### Task statement
Please transcribe the data below exactly. Leave the pictures out.
□ □ □
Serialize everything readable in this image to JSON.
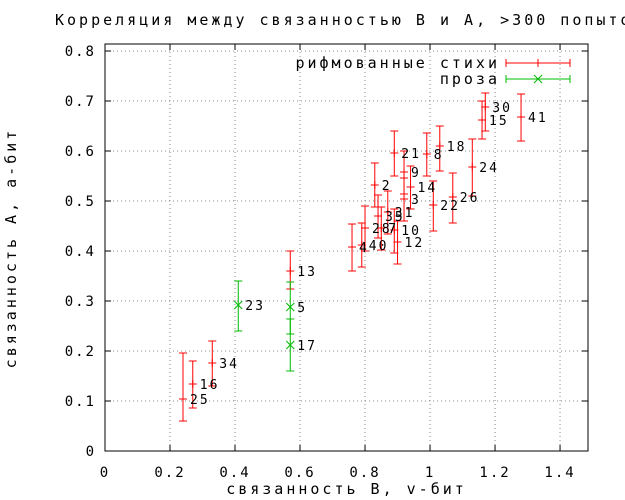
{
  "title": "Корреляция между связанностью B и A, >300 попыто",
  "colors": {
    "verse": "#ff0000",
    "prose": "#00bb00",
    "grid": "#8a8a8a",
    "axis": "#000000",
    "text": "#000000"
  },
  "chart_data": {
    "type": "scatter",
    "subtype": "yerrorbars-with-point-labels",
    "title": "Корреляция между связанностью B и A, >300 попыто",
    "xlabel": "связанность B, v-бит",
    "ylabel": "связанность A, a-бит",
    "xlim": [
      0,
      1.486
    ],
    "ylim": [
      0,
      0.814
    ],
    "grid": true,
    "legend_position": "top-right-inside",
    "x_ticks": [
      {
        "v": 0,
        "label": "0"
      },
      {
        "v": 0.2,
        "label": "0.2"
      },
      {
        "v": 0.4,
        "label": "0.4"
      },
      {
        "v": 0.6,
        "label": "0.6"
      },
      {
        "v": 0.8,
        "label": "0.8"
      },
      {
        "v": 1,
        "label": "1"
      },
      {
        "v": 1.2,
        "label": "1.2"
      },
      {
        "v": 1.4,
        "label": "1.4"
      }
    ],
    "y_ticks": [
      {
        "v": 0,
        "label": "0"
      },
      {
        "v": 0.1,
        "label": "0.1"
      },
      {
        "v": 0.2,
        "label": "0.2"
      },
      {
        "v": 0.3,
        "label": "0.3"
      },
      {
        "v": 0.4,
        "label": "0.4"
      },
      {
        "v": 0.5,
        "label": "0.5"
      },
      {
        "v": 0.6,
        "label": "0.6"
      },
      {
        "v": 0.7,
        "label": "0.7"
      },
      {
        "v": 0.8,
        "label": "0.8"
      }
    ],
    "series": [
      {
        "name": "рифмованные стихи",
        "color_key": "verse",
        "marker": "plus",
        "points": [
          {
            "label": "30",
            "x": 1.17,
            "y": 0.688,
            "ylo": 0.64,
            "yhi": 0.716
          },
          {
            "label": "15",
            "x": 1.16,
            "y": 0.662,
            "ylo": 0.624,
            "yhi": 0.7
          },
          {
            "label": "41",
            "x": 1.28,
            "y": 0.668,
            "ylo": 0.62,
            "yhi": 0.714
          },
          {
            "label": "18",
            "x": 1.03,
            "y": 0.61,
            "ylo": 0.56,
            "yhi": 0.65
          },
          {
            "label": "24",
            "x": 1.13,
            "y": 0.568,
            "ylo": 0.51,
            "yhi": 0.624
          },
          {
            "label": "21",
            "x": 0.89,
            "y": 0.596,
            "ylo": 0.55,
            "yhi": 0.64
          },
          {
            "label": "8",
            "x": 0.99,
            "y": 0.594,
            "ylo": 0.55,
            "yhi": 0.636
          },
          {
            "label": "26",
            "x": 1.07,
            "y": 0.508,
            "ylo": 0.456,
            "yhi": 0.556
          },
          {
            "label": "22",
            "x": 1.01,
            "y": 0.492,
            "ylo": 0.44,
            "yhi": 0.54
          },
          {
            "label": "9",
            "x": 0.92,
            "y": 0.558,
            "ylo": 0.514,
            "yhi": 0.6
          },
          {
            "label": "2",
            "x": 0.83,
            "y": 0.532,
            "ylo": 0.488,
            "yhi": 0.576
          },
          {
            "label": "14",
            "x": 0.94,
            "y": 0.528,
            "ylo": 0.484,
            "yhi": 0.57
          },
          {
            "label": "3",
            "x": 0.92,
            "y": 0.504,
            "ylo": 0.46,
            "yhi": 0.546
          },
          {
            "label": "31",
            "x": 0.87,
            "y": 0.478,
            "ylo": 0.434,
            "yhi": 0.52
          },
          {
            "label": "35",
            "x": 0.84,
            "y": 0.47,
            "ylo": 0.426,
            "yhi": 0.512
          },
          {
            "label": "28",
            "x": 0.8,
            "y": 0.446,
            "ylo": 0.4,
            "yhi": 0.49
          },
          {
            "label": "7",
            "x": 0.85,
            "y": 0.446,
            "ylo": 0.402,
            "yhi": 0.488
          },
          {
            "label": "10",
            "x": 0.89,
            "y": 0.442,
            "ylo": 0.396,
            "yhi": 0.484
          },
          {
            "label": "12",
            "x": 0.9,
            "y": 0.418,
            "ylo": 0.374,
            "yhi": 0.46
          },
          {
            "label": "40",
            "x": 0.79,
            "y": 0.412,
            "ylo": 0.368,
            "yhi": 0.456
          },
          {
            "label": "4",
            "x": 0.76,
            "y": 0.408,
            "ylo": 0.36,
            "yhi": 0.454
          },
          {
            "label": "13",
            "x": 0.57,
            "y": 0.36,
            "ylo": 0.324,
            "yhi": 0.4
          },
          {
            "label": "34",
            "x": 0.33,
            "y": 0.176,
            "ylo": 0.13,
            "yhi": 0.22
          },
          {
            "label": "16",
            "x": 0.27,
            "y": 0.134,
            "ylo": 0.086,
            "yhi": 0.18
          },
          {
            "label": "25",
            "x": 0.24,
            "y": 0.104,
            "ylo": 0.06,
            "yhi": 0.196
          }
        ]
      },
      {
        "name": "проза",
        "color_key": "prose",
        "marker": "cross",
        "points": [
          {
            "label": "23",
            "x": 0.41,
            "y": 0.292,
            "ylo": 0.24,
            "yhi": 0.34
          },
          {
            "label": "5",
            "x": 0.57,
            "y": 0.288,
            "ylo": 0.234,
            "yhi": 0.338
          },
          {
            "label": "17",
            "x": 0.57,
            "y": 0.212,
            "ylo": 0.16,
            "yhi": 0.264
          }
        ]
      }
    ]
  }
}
□ □ □
### The reply
Serialize everything readable in this image to JSON.
{
  "title": "Корреляция между связанностью B и A, >300 попыто",
  "colors": {
    "verse": "#ff0000",
    "prose": "#00bb00",
    "grid": "#8a8a8a",
    "axis": "#000000",
    "text": "#000000"
  },
  "chart_data": {
    "type": "scatter",
    "subtype": "yerrorbars-with-point-labels",
    "title": "Корреляция между связанностью B и A, >300 попыто",
    "xlabel": "связанность B, v-бит",
    "ylabel": "связанность A, a-бит",
    "xlim": [
      0,
      1.486
    ],
    "ylim": [
      0,
      0.814
    ],
    "grid": true,
    "legend_position": "top-right-inside",
    "x_ticks": [
      {
        "v": 0,
        "label": "0"
      },
      {
        "v": 0.2,
        "label": "0.2"
      },
      {
        "v": 0.4,
        "label": "0.4"
      },
      {
        "v": 0.6,
        "label": "0.6"
      },
      {
        "v": 0.8,
        "label": "0.8"
      },
      {
        "v": 1,
        "label": "1"
      },
      {
        "v": 1.2,
        "label": "1.2"
      },
      {
        "v": 1.4,
        "label": "1.4"
      }
    ],
    "y_ticks": [
      {
        "v": 0,
        "label": "0"
      },
      {
        "v": 0.1,
        "label": "0.1"
      },
      {
        "v": 0.2,
        "label": "0.2"
      },
      {
        "v": 0.3,
        "label": "0.3"
      },
      {
        "v": 0.4,
        "label": "0.4"
      },
      {
        "v": 0.5,
        "label": "0.5"
      },
      {
        "v": 0.6,
        "label": "0.6"
      },
      {
        "v": 0.7,
        "label": "0.7"
      },
      {
        "v": 0.8,
        "label": "0.8"
      }
    ],
    "series": [
      {
        "name": "рифмованные стихи",
        "color_key": "verse",
        "marker": "plus",
        "points": [
          {
            "label": "30",
            "x": 1.17,
            "y": 0.688,
            "ylo": 0.64,
            "yhi": 0.716
          },
          {
            "label": "15",
            "x": 1.16,
            "y": 0.662,
            "ylo": 0.624,
            "yhi": 0.7
          },
          {
            "label": "41",
            "x": 1.28,
            "y": 0.668,
            "ylo": 0.62,
            "yhi": 0.714
          },
          {
            "label": "18",
            "x": 1.03,
            "y": 0.61,
            "ylo": 0.56,
            "yhi": 0.65
          },
          {
            "label": "24",
            "x": 1.13,
            "y": 0.568,
            "ylo": 0.51,
            "yhi": 0.624
          },
          {
            "label": "21",
            "x": 0.89,
            "y": 0.596,
            "ylo": 0.55,
            "yhi": 0.64
          },
          {
            "label": "8",
            "x": 0.99,
            "y": 0.594,
            "ylo": 0.55,
            "yhi": 0.636
          },
          {
            "label": "26",
            "x": 1.07,
            "y": 0.508,
            "ylo": 0.456,
            "yhi": 0.556
          },
          {
            "label": "22",
            "x": 1.01,
            "y": 0.492,
            "ylo": 0.44,
            "yhi": 0.54
          },
          {
            "label": "9",
            "x": 0.92,
            "y": 0.558,
            "ylo": 0.514,
            "yhi": 0.6
          },
          {
            "label": "2",
            "x": 0.83,
            "y": 0.532,
            "ylo": 0.488,
            "yhi": 0.576
          },
          {
            "label": "14",
            "x": 0.94,
            "y": 0.528,
            "ylo": 0.484,
            "yhi": 0.57
          },
          {
            "label": "3",
            "x": 0.92,
            "y": 0.504,
            "ylo": 0.46,
            "yhi": 0.546
          },
          {
            "label": "31",
            "x": 0.87,
            "y": 0.478,
            "ylo": 0.434,
            "yhi": 0.52
          },
          {
            "label": "35",
            "x": 0.84,
            "y": 0.47,
            "ylo": 0.426,
            "yhi": 0.512
          },
          {
            "label": "28",
            "x": 0.8,
            "y": 0.446,
            "ylo": 0.4,
            "yhi": 0.49
          },
          {
            "label": "7",
            "x": 0.85,
            "y": 0.446,
            "ylo": 0.402,
            "yhi": 0.488
          },
          {
            "label": "10",
            "x": 0.89,
            "y": 0.442,
            "ylo": 0.396,
            "yhi": 0.484
          },
          {
            "label": "12",
            "x": 0.9,
            "y": 0.418,
            "ylo": 0.374,
            "yhi": 0.46
          },
          {
            "label": "40",
            "x": 0.79,
            "y": 0.412,
            "ylo": 0.368,
            "yhi": 0.456
          },
          {
            "label": "4",
            "x": 0.76,
            "y": 0.408,
            "ylo": 0.36,
            "yhi": 0.454
          },
          {
            "label": "13",
            "x": 0.57,
            "y": 0.36,
            "ylo": 0.324,
            "yhi": 0.4
          },
          {
            "label": "34",
            "x": 0.33,
            "y": 0.176,
            "ylo": 0.13,
            "yhi": 0.22
          },
          {
            "label": "16",
            "x": 0.27,
            "y": 0.134,
            "ylo": 0.086,
            "yhi": 0.18
          },
          {
            "label": "25",
            "x": 0.24,
            "y": 0.104,
            "ylo": 0.06,
            "yhi": 0.196
          }
        ]
      },
      {
        "name": "проза",
        "color_key": "prose",
        "marker": "cross",
        "points": [
          {
            "label": "23",
            "x": 0.41,
            "y": 0.292,
            "ylo": 0.24,
            "yhi": 0.34
          },
          {
            "label": "5",
            "x": 0.57,
            "y": 0.288,
            "ylo": 0.234,
            "yhi": 0.338
          },
          {
            "label": "17",
            "x": 0.57,
            "y": 0.212,
            "ylo": 0.16,
            "yhi": 0.264
          }
        ]
      }
    ]
  }
}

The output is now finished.